* **Given exercise**:
Rewrite the part of the listing that opens with the line containing "upgrade-panel: GATHER TOTEM" and closes with the line containing "upgrade-card-storage[interactable]: STORAGE III" as a numbered list, including both of those lines and leaving out any blank lines.

* **Element placement data**:

☆ ☆ ☆ ☆

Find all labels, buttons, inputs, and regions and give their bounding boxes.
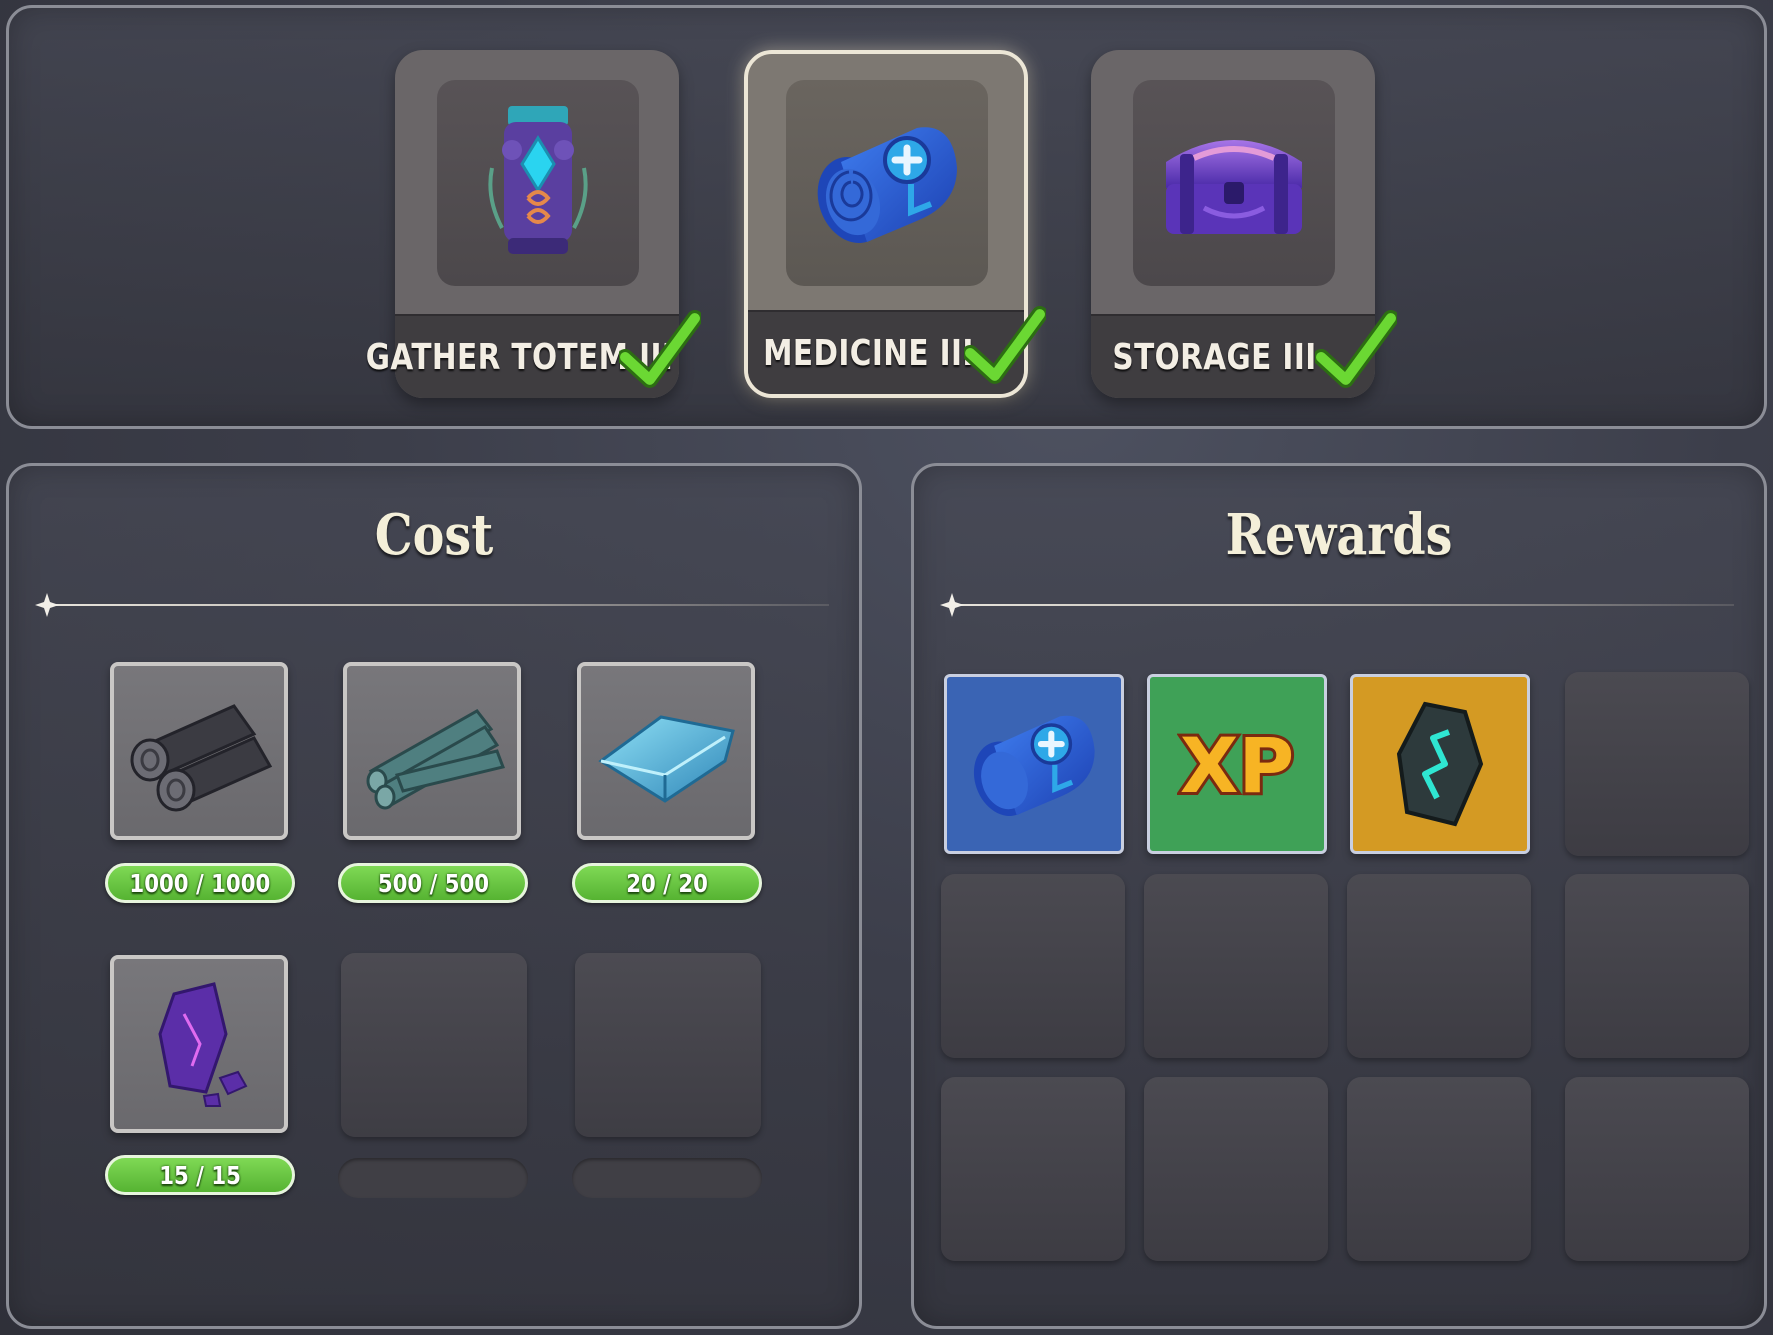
upgrade-panel: GATHER TOTEM III MEDICINE III STORAGE II… [6, 5, 1767, 429]
rewards-title: Rewards [1225, 502, 1453, 568]
rune-stone-icon [1396, 701, 1484, 827]
empty-reward-slot [1565, 1077, 1749, 1261]
empty-reward-slot [941, 1077, 1125, 1261]
empty-reward-slot [1144, 1077, 1328, 1261]
bandage-roll-icon [973, 715, 1095, 816]
cost-panel: Cost 1000 / 1000 500 / 500 20 / 20 15 / … [6, 463, 862, 1329]
xp-icon: XP [1177, 718, 1297, 813]
cost-amount: 20 / 20 [626, 868, 708, 898]
cost-divider [35, 593, 829, 617]
cost-item-crystal-ingot[interactable] [577, 662, 755, 840]
rewards-panel: Rewards XP [911, 463, 1767, 1329]
upgrade-card-storage[interactable]: STORAGE III [1091, 50, 1397, 398]
upgrade-label: MEDICINE III [762, 332, 974, 374]
reward-item-rune[interactable] [1350, 674, 1530, 854]
empty-cost-slot [575, 953, 761, 1137]
empty-reward-slot [1347, 1077, 1531, 1261]
totem-icon [437, 80, 639, 286]
rewards-divider [940, 593, 1734, 617]
empty-reward-slot [1144, 874, 1328, 1058]
upgrade-card-medicine[interactable]: MEDICINE III [744, 50, 1046, 398]
cost-amount: 500 / 500 [377, 868, 489, 898]
reward-item-medicine[interactable] [944, 674, 1124, 854]
upgrade-card-gather-totem[interactable]: GATHER TOTEM III [365, 50, 701, 398]
cost-item-teal-logs[interactable] [343, 662, 521, 840]
empty-reward-slot [1565, 672, 1749, 856]
bandage-roll-icon [786, 80, 988, 286]
purple-crystal-icon [158, 982, 248, 1107]
checkmark-icon [619, 310, 701, 388]
cost-item-dark-logs[interactable] [110, 662, 288, 840]
reward-item-xp[interactable]: XP [1147, 674, 1327, 854]
empty-reward-slot [941, 874, 1125, 1058]
cost-amount-pill: 20 / 20 [572, 863, 762, 903]
chest-icon [1133, 80, 1335, 286]
xp-text: XP [1180, 721, 1294, 810]
cost-amount: 15 / 15 [159, 1160, 241, 1190]
cost-amount-pill: 1000 / 1000 [105, 863, 295, 903]
teal-logs-icon [366, 709, 506, 810]
cost-title: Cost [374, 502, 494, 568]
empty-amount-pill [338, 1158, 528, 1198]
checkmark-icon [964, 306, 1046, 384]
empty-reward-slot [1565, 874, 1749, 1058]
empty-reward-slot [1347, 874, 1531, 1058]
crystal-ingot-icon [598, 715, 735, 803]
cost-amount-pill: 500 / 500 [338, 863, 528, 903]
empty-cost-slot [341, 953, 527, 1137]
cost-amount: 1000 / 1000 [129, 868, 271, 898]
sparkle-icon [35, 593, 59, 617]
checkmark-icon [1315, 310, 1397, 388]
cost-item-purple-crystal[interactable] [110, 955, 288, 1133]
upgrade-label: STORAGE III [1112, 336, 1318, 378]
sparkle-icon [940, 593, 964, 617]
empty-amount-pill [572, 1158, 762, 1198]
cost-amount-pill: 15 / 15 [105, 1155, 295, 1195]
dark-logs-icon [130, 704, 273, 812]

☆ ☆ ☆ ☆

* **Exercise response**:
1. upgrade-panel: GATHER TOTEM III MEDICINE III STORAGE II… [6, 5, 1767, 429]
2. rewards-title: Rewards [1225, 502, 1453, 568]
3. rune-stone-icon [1396, 701, 1484, 827]
4. empty-reward-slot [1565, 1077, 1749, 1261]
5. empty-reward-slot [941, 1077, 1125, 1261]
6. empty-reward-slot [1144, 1077, 1328, 1261]
7. bandage-roll-icon [973, 715, 1095, 816]
8. cost-panel: Cost 1000 / 1000 500 / 500 20 / 20 15 / … [6, 463, 862, 1329]
9. xp-icon: XP [1177, 718, 1297, 813]
10. cost-amount: 20 / 20 [626, 868, 708, 898]
11. cost-divider [35, 593, 829, 617]
12. cost-item-crystal-ingot[interactable] [577, 662, 755, 840]
13. rewards-panel: Rewards XP [911, 463, 1767, 1329]
14. upgrade-card-storage[interactable]: STORAGE III [1091, 50, 1397, 398]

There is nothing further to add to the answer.